◆ **Texto fornecido**:
Interesses, Alegria e Xenofobia
O que estamos ensinando às novas gerações? As crianças quando jogam ou brincam parecem estar desligadas do mundo, concentradas nos seus propósitos. Obedecendo às regras do jogo aprendem todas a respeitar os seus contendores e, cessada a atividade, estimular o convívio social. Isto é o que se pretende repassar a elas. Todavia, entre o discurso e a prática parece que os interesses estão se sobrepondo à simplicidade e alegria da pura diversão.
Lendo aqui e acolá notícias relacionadas ao voleibol deparei-me com um estranho no ninho em duas ocasiões. Trata-se do agora polêmico José Mário dos Santos Mourinho Félix, mais conhecido como José Mourinho, português que antes de iniciar a sua carreira de treinador de futebol, foi professor de Educação Física. Ele agora nos dá algumas lições de vida. Como meus ouvidos estão longe de sua voz, não o interpreto, mas aprendo a conhecê-lo melhor e tirar lições pedagógicas, o verdadeiro sentido deste texto.
Li no site português Sovolei (Luís Melo, “Sinais” José Roberto Guimarães e José Mourinho, 5.11.2010) uma análise e comentários a respeito da atuação entre os dois treinadores, um no voleibol e o outro no futebol a partir de um programa radiofônico. Aliás, fiquei muito satisfeito, pois dá uma dimensão maior e perspectivas de desenvolvimento do voleibol em Portugal, no qual o Procrie contribui com pequena parcela. Vejam o que disse o Luís Melo:

“Sinais” José Roberto Guimarães e José Mourinho. Todas as manhãs (8h50m) é transmitido o programa “Sinais” na rádio TSF. Em apenas 1 minuto Fernando Alves faz um exercício de análise interessante sobre o nosso quotidiano, abordando os temas mais variados da actualidade. No programa de hoje fez referência a José Roberto Guimarães, treinador da selecção brasileira de voleibol feminino, colocando-o no mesmo patamar de José Mourinho. Surpreendente mas reconfortante. Se já é inédito ouvirmos falar de voleibol nos meios de comunicação social, mais o é ainda quando vemos que, inesperadamente, alguém reconhece José Roberto Guimarães e sabe que na modalidade ele está ao nível de José Mourinho no futebol. Esta é mais uma prova que a modalidade começa realmente a conseguir ganhar mais notoriedade, e começa a ser vista como um desporto onde também há gente com a capacidade e qualidade dos “monstros mediáticos” do futebol.

◆ **Linhas extraídas**:

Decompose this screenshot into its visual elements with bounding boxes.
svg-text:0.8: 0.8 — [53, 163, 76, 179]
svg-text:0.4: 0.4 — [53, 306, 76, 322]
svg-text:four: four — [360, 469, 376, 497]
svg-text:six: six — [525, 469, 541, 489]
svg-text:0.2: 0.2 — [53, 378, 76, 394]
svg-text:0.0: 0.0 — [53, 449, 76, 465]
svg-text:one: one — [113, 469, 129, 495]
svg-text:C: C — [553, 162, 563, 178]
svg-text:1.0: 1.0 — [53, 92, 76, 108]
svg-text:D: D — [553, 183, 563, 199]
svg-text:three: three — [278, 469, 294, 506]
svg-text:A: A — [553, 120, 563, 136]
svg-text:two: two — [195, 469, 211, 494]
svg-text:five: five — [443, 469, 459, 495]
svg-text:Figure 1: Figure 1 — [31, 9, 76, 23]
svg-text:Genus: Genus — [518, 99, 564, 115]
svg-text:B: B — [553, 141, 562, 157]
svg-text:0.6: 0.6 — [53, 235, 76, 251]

◆ **O que fazer**:
Continue o texto sobre José Mourinho e o voleibol a partir da última frase apresentada. As linhas são um material separado do texto.

◆ **Resposta da tarefa**:
Fernando Alves referia-se ao facto de a “Alegria” ter uma importância decisiva na nossa forma de viver, e pegou então nas palavras de José Roberto Guimarães no final do jogo do Campeonato do Mundo: Brasil 3-0 Quénia (25/15, 25/16, 25/11). O técnico quis relevar a equipa adversária “Foi muito legal ver como o time do Quénia jogou. Elas jogam com amor, alegria, vibram a cada ponto. A equipe evoluiu tecnicamente. É muito bacana ver um time da África, que não tem tanta tradição no vôlei, evoluindo dessa forma. Elas estão de parabéns“.
José Mourinho também tinha feito referência há dias sobre a importância que tem a “Alegria” no desempenho de qualquer equipa. O técnico do Real Madrid fazia o balanço deste surpreendentemente bom início de época da equipa madrilena “Estamos bem. Somos uma equipa em construção, com jogadores novos e um treinador novo. Se os resultados são positivos, o processo de construção corre melhor. Quando vences, acreditas mais em ti, há mais alegria e a alegria faz milagres“. É de facto verdade, a “Alegria” faz milagres. Mas não é por obra e graça de Nosso Senhor. Estes dois mestres referem-se ao facto de a “Alegria” contribuir para a confiança e o bem estar nos treinos e na competição. Um atleta que treina e joga com alegria tem mais vontade de trabalhar, aprender, evoluir, corrigir, chegar mais longe e conquistar mais títulos. Este é um “Sinal” e de facto é fundamental, que no voleibol, todos os atletas, técnicos, dirigentes e também adeptos, tenham presente esta importante ideia. Esta atitude será mais um forte contributo para a evolução de todos e, consequentemente, para o desenvolvimento da modalidade.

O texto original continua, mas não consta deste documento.